Write out the whole listing again, exactly.

^^^^

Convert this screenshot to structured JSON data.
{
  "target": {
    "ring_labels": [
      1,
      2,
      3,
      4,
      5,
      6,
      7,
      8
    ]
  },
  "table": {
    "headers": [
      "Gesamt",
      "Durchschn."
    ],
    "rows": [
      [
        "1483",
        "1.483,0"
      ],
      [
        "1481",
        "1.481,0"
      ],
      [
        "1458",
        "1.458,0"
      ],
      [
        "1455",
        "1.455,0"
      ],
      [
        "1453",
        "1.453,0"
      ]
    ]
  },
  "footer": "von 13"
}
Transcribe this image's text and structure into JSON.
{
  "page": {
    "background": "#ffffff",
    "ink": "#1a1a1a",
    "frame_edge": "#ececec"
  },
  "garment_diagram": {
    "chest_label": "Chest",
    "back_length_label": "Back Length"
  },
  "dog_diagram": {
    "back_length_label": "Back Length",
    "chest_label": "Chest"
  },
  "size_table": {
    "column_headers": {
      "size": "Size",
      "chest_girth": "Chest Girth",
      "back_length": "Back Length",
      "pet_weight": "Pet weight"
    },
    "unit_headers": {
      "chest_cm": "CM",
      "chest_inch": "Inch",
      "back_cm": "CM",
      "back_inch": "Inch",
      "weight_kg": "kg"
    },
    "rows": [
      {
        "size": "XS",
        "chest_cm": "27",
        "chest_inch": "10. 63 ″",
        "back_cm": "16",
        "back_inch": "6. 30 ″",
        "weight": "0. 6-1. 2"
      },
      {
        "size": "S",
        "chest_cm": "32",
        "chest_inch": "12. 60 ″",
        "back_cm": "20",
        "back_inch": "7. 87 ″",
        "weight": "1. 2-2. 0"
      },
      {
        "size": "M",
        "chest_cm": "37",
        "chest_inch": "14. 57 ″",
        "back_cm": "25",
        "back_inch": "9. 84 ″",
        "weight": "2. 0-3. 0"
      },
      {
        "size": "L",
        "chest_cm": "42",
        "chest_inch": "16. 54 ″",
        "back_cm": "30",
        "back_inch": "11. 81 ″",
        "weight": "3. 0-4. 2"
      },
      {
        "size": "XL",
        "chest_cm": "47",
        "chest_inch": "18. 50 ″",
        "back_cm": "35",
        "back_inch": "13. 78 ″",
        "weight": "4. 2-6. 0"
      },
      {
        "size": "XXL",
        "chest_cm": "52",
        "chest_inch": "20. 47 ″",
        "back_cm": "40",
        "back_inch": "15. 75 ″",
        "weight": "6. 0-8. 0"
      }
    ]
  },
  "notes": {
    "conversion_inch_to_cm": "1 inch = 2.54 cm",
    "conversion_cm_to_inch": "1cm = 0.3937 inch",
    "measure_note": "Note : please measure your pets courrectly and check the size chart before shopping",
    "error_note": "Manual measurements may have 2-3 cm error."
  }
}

^^^^

## [FULL ANSWER]
Convert this screenshot to structured JSON data.
{
  "target": {
    "ring_labels": [
      1,
      2,
      3,
      4,
      5,
      6,
      7,
      8
    ]
  },
  "table": {
    "headers": [
      "Gesamt",
      "Durchschn."
    ],
    "rows": [
      [
        "1483",
        "1.483,0"
      ],
      [
        "1481",
        "1.481,0"
      ],
      [
        "1458",
        "1.458,0"
      ],
      [
        "1455",
        "1.455,0"
      ],
      [
        "1453",
        "1.453,0"
      ]
    ]
  },
  "footer": "von 13"
}
Transcribe this image's text and structure into JSON.
{
  "page": {
    "background": "#ffffff",
    "ink": "#1a1a1a",
    "frame_edge": "#ececec"
  },
  "garment_diagram": {
    "chest_label": "Chest",
    "back_length_label": "Back Length"
  },
  "dog_diagram": {
    "back_length_label": "Back Length",
    "chest_label": "Chest"
  },
  "size_table": {
    "column_headers": {
      "size": "Size",
      "chest_girth": "Chest Girth",
      "back_length": "Back Length",
      "pet_weight": "Pet weight"
    },
    "unit_headers": {
      "chest_cm": "CM",
      "chest_inch": "Inch",
      "back_cm": "CM",
      "back_inch": "Inch",
      "weight_kg": "kg"
    },
    "rows": [
      {
        "size": "XS",
        "chest_cm": "27",
        "chest_inch": "10. 63 ″",
        "back_cm": "16",
        "back_inch": "6. 30 ″",
        "weight": "0. 6-1. 2"
      },
      {
        "size": "S",
        "chest_cm": "32",
        "chest_inch": "12. 60 ″",
        "back_cm": "20",
        "back_inch": "7. 87 ″",
        "weight": "1. 2-2. 0"
      },
      {
        "size": "M",
        "chest_cm": "37",
        "chest_inch": "14. 57 ″",
        "back_cm": "25",
        "back_inch": "9. 84 ″",
        "weight": "2. 0-3. 0"
      },
      {
        "size": "L",
        "chest_cm": "42",
        "chest_inch": "16. 54 ″",
        "back_cm": "30",
        "back_inch": "11. 81 ″",
        "weight": "3. 0-4. 2"
      },
      {
        "size": "XL",
        "chest_cm": "47",
        "chest_inch": "18. 50 ″",
        "back_cm": "35",
        "back_inch": "13. 78 ″",
        "weight": "4. 2-6. 0"
      },
      {
        "size": "XXL",
        "chest_cm": "52",
        "chest_inch": "20. 47 ″",
        "back_cm": "40",
        "back_inch": "15. 75 ″",
        "weight": "6. 0-8. 0"
      }
    ]
  },
  "notes": {
    "conversion_inch_to_cm": "1 inch = 2.54 cm",
    "conversion_cm_to_inch": "1cm = 0.3937 inch",
    "measure_note": "Note : please measure your pets courrectly and check the size chart before shopping",
    "error_note": "Manual measurements may have 2-3 cm error."
  }
}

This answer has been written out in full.